[Stored data entries]
——

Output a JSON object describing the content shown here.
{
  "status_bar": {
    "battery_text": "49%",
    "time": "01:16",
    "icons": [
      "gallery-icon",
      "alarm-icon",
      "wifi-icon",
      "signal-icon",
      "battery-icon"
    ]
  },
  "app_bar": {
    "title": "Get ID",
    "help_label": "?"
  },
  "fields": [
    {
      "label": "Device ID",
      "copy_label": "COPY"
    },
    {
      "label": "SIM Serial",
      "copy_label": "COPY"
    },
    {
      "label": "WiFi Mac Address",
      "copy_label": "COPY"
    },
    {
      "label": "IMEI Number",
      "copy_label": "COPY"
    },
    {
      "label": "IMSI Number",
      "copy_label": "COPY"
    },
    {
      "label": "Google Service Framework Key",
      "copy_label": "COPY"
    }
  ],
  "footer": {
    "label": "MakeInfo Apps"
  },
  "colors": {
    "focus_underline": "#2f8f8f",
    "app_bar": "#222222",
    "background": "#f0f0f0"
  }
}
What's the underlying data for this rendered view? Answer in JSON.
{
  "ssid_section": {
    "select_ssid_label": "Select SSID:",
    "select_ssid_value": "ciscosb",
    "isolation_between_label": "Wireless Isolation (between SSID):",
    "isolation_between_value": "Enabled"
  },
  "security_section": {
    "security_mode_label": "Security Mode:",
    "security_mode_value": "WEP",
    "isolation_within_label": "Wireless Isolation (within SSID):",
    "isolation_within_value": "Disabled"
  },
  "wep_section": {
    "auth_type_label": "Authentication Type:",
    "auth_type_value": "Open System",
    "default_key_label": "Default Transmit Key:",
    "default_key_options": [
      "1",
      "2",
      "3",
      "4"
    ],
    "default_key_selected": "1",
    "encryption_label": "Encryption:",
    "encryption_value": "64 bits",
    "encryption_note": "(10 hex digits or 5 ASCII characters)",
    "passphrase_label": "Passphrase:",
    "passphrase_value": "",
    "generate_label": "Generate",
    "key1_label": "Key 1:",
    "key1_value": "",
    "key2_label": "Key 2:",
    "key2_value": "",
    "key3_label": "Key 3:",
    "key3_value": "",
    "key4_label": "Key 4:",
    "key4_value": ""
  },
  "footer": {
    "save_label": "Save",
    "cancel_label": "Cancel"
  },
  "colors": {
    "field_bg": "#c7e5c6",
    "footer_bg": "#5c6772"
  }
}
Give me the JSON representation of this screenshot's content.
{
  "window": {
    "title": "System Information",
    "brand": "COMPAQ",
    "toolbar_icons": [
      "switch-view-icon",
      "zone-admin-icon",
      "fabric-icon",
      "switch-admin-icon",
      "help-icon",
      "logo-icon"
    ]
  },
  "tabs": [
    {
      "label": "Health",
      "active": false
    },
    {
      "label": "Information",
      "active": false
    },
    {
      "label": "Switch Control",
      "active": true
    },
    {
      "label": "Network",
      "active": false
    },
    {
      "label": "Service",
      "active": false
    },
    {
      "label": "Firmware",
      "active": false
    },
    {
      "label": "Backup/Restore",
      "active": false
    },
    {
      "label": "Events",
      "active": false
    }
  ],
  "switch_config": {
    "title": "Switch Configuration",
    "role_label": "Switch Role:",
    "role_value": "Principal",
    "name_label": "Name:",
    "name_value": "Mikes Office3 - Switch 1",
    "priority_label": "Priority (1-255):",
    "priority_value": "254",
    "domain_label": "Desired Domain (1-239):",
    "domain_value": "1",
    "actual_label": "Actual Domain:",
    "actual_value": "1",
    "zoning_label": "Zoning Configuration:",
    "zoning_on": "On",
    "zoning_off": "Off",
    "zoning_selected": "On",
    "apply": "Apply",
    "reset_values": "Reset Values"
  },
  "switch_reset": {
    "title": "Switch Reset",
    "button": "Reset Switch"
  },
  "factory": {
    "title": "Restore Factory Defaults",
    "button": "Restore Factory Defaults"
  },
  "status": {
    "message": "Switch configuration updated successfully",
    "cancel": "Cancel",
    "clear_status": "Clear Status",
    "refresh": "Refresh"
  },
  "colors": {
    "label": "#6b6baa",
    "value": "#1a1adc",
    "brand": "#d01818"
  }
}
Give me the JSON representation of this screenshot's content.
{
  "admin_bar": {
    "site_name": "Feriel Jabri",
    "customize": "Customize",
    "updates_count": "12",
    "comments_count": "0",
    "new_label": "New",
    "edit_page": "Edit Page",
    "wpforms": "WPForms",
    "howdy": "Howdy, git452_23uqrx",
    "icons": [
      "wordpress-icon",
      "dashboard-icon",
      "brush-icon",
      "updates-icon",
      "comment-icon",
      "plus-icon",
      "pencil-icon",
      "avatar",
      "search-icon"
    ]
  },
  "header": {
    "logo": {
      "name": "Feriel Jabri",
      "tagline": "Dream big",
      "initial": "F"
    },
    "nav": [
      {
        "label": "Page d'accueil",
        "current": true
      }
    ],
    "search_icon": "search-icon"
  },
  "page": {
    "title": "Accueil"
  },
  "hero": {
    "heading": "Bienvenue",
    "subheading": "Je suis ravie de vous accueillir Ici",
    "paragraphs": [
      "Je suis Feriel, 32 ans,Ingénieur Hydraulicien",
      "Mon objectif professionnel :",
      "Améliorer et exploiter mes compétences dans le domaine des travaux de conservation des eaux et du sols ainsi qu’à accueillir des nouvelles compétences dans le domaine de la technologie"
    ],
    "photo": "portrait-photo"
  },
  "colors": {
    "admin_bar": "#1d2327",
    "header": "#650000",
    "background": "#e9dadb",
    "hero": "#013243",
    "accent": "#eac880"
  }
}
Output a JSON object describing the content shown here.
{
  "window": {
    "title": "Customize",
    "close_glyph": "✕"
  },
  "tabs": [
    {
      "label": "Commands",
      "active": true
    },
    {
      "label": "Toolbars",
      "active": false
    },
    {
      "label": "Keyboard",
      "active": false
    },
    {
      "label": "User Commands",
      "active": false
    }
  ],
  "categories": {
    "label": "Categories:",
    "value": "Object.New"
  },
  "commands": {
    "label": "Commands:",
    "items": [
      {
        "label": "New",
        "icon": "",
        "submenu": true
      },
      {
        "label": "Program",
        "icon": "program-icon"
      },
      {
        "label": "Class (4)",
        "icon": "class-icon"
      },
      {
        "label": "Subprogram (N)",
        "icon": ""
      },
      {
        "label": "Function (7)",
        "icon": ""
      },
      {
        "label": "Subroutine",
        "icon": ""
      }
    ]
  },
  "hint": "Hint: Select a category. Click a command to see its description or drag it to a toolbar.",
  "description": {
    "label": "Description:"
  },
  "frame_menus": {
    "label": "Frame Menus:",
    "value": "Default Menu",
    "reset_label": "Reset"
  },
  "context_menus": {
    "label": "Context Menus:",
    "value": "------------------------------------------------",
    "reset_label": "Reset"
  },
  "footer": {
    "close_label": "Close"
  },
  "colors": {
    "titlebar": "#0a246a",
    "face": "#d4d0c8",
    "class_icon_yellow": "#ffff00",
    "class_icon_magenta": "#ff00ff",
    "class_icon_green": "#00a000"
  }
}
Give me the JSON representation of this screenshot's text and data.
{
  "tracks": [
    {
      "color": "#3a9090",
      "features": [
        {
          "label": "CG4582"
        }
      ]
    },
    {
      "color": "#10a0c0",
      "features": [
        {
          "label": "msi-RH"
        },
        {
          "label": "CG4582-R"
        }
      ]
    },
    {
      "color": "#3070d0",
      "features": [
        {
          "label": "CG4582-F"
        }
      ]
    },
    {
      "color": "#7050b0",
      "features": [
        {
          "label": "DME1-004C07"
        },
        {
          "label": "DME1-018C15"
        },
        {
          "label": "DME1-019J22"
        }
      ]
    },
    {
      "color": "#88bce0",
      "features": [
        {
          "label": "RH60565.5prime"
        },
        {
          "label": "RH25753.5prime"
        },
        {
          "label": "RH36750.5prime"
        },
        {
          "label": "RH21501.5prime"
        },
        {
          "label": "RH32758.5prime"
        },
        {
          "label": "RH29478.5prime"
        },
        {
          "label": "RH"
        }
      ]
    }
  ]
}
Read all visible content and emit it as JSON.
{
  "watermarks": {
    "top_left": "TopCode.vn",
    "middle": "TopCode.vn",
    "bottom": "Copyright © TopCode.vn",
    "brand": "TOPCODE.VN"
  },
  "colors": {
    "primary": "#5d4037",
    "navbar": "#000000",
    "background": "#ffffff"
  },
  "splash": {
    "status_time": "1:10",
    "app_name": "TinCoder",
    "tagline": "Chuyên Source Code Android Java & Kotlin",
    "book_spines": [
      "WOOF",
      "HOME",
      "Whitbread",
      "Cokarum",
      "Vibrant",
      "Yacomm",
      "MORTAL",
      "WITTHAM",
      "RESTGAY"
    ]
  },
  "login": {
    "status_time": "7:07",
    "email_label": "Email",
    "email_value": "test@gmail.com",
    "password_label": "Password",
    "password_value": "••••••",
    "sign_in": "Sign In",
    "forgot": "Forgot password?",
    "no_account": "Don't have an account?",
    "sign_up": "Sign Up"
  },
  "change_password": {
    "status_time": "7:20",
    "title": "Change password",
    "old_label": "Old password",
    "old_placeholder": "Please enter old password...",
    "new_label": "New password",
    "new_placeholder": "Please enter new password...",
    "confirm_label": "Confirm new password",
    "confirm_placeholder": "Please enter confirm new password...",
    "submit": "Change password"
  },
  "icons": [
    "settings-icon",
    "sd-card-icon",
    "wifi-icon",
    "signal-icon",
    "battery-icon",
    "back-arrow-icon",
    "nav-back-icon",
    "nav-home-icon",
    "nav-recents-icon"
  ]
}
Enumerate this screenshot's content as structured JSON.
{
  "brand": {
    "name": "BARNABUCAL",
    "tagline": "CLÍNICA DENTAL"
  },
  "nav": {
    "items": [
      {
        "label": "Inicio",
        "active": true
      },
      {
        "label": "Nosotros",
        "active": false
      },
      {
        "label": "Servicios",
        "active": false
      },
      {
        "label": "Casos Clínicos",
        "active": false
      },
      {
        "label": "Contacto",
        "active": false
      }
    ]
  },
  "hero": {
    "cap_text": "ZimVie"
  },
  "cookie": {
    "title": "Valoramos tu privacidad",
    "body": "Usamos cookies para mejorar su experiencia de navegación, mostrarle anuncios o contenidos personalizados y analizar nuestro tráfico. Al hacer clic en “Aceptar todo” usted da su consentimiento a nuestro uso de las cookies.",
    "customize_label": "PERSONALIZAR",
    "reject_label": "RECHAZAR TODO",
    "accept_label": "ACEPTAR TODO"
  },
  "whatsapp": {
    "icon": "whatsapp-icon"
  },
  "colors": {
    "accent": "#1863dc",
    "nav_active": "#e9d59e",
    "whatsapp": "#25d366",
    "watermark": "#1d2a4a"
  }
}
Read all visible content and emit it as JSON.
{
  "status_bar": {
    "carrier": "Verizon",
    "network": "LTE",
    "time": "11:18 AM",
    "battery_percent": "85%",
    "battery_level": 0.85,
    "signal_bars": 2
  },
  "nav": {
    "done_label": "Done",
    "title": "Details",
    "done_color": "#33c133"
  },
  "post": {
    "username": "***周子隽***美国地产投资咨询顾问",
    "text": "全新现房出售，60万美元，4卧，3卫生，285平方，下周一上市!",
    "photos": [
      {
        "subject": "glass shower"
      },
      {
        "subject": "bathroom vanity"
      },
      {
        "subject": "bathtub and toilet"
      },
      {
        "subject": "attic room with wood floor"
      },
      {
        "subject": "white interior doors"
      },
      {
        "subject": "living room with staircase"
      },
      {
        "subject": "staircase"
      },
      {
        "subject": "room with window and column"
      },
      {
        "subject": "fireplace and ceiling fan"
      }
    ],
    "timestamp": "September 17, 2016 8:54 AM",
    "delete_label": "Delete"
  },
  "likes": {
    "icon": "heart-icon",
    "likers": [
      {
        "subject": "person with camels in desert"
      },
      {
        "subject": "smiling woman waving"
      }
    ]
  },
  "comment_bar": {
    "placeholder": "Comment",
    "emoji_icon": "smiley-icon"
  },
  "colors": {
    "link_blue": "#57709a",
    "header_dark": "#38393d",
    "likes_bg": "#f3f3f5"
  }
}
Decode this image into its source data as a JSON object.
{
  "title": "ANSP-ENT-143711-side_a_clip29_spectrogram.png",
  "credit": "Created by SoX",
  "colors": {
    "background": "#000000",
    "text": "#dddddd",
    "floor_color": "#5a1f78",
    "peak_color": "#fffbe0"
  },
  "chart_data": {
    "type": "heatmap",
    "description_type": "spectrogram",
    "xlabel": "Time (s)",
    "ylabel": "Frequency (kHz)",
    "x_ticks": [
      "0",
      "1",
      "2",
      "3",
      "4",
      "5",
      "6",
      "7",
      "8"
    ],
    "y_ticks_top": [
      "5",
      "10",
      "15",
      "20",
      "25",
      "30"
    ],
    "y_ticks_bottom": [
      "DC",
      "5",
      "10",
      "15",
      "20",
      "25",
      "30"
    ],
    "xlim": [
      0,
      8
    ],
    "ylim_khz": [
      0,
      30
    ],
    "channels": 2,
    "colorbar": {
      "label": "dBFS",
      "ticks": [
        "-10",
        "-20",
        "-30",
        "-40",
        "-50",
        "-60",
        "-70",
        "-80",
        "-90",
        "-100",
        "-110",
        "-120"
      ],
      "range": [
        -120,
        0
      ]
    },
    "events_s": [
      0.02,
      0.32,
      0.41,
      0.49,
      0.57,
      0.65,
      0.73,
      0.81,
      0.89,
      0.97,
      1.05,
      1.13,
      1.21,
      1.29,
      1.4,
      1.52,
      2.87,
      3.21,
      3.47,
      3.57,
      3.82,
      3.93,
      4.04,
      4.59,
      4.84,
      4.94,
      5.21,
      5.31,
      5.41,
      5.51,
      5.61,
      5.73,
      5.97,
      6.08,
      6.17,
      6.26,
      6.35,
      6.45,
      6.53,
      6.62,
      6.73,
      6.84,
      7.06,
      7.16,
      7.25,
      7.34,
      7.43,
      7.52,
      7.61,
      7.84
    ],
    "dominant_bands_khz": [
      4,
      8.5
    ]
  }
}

——

What to work on -> Every line that holds the word "brand" should be extracted.

The reply ->
    "brand": "COMPAQ",
    "brand": "#d01818"
    "brand": "TOPCODE.VN"
  "brand": {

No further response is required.